Go through the listing and copy every line word for word.

## Start DATA LINES

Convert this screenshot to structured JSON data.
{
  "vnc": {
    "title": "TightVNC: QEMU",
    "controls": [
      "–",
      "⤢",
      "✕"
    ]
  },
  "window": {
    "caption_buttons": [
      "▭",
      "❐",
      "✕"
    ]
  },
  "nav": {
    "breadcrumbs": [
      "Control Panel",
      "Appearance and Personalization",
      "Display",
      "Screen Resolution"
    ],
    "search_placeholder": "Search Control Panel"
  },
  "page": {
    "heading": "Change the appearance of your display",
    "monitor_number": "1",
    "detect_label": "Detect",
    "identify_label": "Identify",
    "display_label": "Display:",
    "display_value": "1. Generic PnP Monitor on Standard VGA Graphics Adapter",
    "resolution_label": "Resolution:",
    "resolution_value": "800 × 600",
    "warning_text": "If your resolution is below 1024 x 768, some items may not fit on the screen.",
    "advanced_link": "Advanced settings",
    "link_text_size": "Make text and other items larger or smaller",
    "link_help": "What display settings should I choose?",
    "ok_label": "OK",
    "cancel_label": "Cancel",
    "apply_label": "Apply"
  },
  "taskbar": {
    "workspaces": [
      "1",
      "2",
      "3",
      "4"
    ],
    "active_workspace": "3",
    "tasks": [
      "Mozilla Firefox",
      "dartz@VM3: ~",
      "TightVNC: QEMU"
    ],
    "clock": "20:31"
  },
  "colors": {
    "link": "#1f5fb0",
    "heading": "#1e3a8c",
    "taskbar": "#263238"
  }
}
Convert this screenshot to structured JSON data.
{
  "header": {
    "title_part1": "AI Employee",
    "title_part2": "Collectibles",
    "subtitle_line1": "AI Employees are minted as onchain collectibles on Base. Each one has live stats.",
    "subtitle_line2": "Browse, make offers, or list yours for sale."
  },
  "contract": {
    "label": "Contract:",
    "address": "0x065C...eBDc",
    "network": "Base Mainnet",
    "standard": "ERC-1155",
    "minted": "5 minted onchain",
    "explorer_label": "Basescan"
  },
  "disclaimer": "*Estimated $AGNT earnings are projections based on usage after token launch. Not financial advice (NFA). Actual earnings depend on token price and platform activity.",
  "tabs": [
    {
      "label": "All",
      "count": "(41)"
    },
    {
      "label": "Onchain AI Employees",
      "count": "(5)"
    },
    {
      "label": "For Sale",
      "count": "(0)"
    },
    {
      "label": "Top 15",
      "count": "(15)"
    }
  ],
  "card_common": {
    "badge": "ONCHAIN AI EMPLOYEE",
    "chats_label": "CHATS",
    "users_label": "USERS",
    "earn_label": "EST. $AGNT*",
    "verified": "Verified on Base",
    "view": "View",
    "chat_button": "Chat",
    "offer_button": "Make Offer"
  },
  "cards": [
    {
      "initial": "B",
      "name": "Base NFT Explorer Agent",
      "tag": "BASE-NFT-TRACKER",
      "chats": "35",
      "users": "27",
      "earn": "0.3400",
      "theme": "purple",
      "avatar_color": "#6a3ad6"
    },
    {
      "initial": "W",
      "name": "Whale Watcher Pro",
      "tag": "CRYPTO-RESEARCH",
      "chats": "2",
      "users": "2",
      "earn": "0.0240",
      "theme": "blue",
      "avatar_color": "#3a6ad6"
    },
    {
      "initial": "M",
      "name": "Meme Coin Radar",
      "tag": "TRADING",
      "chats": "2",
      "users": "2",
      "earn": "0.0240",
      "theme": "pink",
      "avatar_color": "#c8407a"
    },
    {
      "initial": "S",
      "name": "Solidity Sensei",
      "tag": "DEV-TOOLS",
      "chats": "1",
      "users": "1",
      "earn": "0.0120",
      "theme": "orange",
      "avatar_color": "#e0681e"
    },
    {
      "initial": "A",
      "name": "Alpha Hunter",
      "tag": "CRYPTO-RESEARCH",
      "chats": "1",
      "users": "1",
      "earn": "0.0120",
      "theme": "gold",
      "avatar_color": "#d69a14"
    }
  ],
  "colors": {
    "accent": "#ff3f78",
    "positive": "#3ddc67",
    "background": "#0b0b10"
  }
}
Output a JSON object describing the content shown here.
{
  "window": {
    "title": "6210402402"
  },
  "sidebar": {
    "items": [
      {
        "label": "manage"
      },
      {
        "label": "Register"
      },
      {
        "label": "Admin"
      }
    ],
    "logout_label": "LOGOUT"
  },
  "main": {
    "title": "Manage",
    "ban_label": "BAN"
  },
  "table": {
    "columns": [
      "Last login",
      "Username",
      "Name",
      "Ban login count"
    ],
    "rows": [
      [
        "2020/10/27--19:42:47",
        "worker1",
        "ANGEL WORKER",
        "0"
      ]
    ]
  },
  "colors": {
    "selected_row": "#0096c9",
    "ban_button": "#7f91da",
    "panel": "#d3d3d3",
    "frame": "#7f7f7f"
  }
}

## End DATA LINES

TASK SOLUTION
Convert this screenshot to structured JSON data.
{
  "vnc": {
    "title": "TightVNC: QEMU",
    "controls": [
      "–",
      "⤢",
      "✕"
    ]
  },
  "window": {
    "caption_buttons": [
      "▭",
      "❐",
      "✕"
    ]
  },
  "nav": {
    "breadcrumbs": [
      "Control Panel",
      "Appearance and Personalization",
      "Display",
      "Screen Resolution"
    ],
    "search_placeholder": "Search Control Panel"
  },
  "page": {
    "heading": "Change the appearance of your display",
    "monitor_number": "1",
    "detect_label": "Detect",
    "identify_label": "Identify",
    "display_label": "Display:",
    "display_value": "1. Generic PnP Monitor on Standard VGA Graphics Adapter",
    "resolution_label": "Resolution:",
    "resolution_value": "800 × 600",
    "warning_text": "If your resolution is below 1024 x 768, some items may not fit on the screen.",
    "advanced_link": "Advanced settings",
    "link_text_size": "Make text and other items larger or smaller",
    "link_help": "What display settings should I choose?",
    "ok_label": "OK",
    "cancel_label": "Cancel",
    "apply_label": "Apply"
  },
  "taskbar": {
    "workspaces": [
      "1",
      "2",
      "3",
      "4"
    ],
    "active_workspace": "3",
    "tasks": [
      "Mozilla Firefox",
      "dartz@VM3: ~",
      "TightVNC: QEMU"
    ],
    "clock": "20:31"
  },
  "colors": {
    "link": "#1f5fb0",
    "heading": "#1e3a8c",
    "taskbar": "#263238"
  }
}
Convert this screenshot to structured JSON data.
{
  "header": {
    "title_part1": "AI Employee",
    "title_part2": "Collectibles",
    "subtitle_line1": "AI Employees are minted as onchain collectibles on Base. Each one has live stats.",
    "subtitle_line2": "Browse, make offers, or list yours for sale."
  },
  "contract": {
    "label": "Contract:",
    "address": "0x065C...eBDc",
    "network": "Base Mainnet",
    "standard": "ERC-1155",
    "minted": "5 minted onchain",
    "explorer_label": "Basescan"
  },
  "disclaimer": "*Estimated $AGNT earnings are projections based on usage after token launch. Not financial advice (NFA). Actual earnings depend on token price and platform activity.",
  "tabs": [
    {
      "label": "All",
      "count": "(41)"
    },
    {
      "label": "Onchain AI Employees",
      "count": "(5)"
    },
    {
      "label": "For Sale",
      "count": "(0)"
    },
    {
      "label": "Top 15",
      "count": "(15)"
    }
  ],
  "card_common": {
    "badge": "ONCHAIN AI EMPLOYEE",
    "chats_label": "CHATS",
    "users_label": "USERS",
    "earn_label": "EST. $AGNT*",
    "verified": "Verified on Base",
    "view": "View",
    "chat_button": "Chat",
    "offer_button": "Make Offer"
  },
  "cards": [
    {
      "initial": "B",
      "name": "Base NFT Explorer Agent",
      "tag": "BASE-NFT-TRACKER",
      "chats": "35",
      "users": "27",
      "earn": "0.3400",
      "theme": "purple",
      "avatar_color": "#6a3ad6"
    },
    {
      "initial": "W",
      "name": "Whale Watcher Pro",
      "tag": "CRYPTO-RESEARCH",
      "chats": "2",
      "users": "2",
      "earn": "0.0240",
      "theme": "blue",
      "avatar_color": "#3a6ad6"
    },
    {
      "initial": "M",
      "name": "Meme Coin Radar",
      "tag": "TRADING",
      "chats": "2",
      "users": "2",
      "earn": "0.0240",
      "theme": "pink",
      "avatar_color": "#c8407a"
    },
    {
      "initial": "S",
      "name": "Solidity Sensei",
      "tag": "DEV-TOOLS",
      "chats": "1",
      "users": "1",
      "earn": "0.0120",
      "theme": "orange",
      "avatar_color": "#e0681e"
    },
    {
      "initial": "A",
      "name": "Alpha Hunter",
      "tag": "CRYPTO-RESEARCH",
      "chats": "1",
      "users": "1",
      "earn": "0.0120",
      "theme": "gold",
      "avatar_color": "#d69a14"
    }
  ],
  "colors": {
    "accent": "#ff3f78",
    "positive": "#3ddc67",
    "background": "#0b0b10"
  }
}
Output a JSON object describing the content shown here.
{
  "window": {
    "title": "6210402402"
  },
  "sidebar": {
    "items": [
      {
        "label": "manage"
      },
      {
        "label": "Register"
      },
      {
        "label": "Admin"
      }
    ],
    "logout_label": "LOGOUT"
  },
  "main": {
    "title": "Manage",
    "ban_label": "BAN"
  },
  "table": {
    "columns": [
      "Last login",
      "Username",
      "Name",
      "Ban login count"
    ],
    "rows": [
      [
        "2020/10/27--19:42:47",
        "worker1",
        "ANGEL WORKER",
        "0"
      ]
    ]
  },
  "colors": {
    "selected_row": "#0096c9",
    "ban_button": "#7f91da",
    "panel": "#d3d3d3",
    "frame": "#7f7f7f"
  }
}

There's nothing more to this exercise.